**EXERCISE TASK**:
Reproduce each line exactly.

**Rows from a dataset**:
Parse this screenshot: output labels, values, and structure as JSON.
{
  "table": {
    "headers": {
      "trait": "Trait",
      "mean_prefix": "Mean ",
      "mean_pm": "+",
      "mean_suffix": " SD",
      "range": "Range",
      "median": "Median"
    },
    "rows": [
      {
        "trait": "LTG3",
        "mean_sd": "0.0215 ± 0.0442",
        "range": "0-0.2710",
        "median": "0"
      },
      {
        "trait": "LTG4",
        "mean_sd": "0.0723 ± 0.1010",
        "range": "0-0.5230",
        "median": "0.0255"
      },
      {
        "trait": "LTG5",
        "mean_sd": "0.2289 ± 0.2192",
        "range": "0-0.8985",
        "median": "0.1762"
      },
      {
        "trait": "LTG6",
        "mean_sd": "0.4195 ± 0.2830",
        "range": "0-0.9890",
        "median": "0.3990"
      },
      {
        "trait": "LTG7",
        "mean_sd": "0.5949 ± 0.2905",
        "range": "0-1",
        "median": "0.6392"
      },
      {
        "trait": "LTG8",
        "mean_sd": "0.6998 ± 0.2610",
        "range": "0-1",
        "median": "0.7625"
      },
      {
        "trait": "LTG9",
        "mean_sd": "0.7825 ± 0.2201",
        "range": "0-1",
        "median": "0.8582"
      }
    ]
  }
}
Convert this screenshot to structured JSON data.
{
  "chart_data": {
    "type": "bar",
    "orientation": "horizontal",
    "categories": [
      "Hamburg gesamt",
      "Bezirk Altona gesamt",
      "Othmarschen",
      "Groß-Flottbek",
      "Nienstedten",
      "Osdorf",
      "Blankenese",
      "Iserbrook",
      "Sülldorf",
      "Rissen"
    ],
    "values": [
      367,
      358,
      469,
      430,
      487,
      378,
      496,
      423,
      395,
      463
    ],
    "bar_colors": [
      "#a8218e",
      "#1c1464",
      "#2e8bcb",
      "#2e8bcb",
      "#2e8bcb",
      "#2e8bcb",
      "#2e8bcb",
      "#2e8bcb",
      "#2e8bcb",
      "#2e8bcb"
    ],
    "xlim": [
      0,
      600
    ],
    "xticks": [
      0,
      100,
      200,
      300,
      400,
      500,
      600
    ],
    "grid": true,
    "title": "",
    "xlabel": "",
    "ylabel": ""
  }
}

**TASK ANSWER**:
Parse this screenshot: output labels, values, and structure as JSON.
{
  "table": {
    "headers": {
      "trait": "Trait",
      "mean_prefix": "Mean ",
      "mean_pm": "+",
      "mean_suffix": " SD",
      "range": "Range",
      "median": "Median"
    },
    "rows": [
      {
        "trait": "LTG3",
        "mean_sd": "0.0215 ± 0.0442",
        "range": "0-0.2710",
        "median": "0"
      },
      {
        "trait": "LTG4",
        "mean_sd": "0.0723 ± 0.1010",
        "range": "0-0.5230",
        "median": "0.0255"
      },
      {
        "trait": "LTG5",
        "mean_sd": "0.2289 ± 0.2192",
        "range": "0-0.8985",
        "median": "0.1762"
      },
      {
        "trait": "LTG6",
        "mean_sd": "0.4195 ± 0.2830",
        "range": "0-0.9890",
        "median": "0.3990"
      },
      {
        "trait": "LTG7",
        "mean_sd": "0.5949 ± 0.2905",
        "range": "0-1",
        "median": "0.6392"
      },
      {
        "trait": "LTG8",
        "mean_sd": "0.6998 ± 0.2610",
        "range": "0-1",
        "median": "0.7625"
      },
      {
        "trait": "LTG9",
        "mean_sd": "0.7825 ± 0.2201",
        "range": "0-1",
        "median": "0.8582"
      }
    ]
  }
}
Convert this screenshot to structured JSON data.
{
  "chart_data": {
    "type": "bar",
    "orientation": "horizontal",
    "categories": [
      "Hamburg gesamt",
      "Bezirk Altona gesamt",
      "Othmarschen",
      "Groß-Flottbek",
      "Nienstedten",
      "Osdorf",
      "Blankenese",
      "Iserbrook",
      "Sülldorf",
      "Rissen"
    ],
    "values": [
      367,
      358,
      469,
      430,
      487,
      378,
      496,
      423,
      395,
      463
    ],
    "bar_colors": [
      "#a8218e",
      "#1c1464",
      "#2e8bcb",
      "#2e8bcb",
      "#2e8bcb",
      "#2e8bcb",
      "#2e8bcb",
      "#2e8bcb",
      "#2e8bcb",
      "#2e8bcb"
    ],
    "xlim": [
      0,
      600
    ],
    "xticks": [
      0,
      100,
      200,
      300,
      400,
      500,
      600
    ],
    "grid": true,
    "title": "",
    "xlabel": "",
    "ylabel": ""
  }
}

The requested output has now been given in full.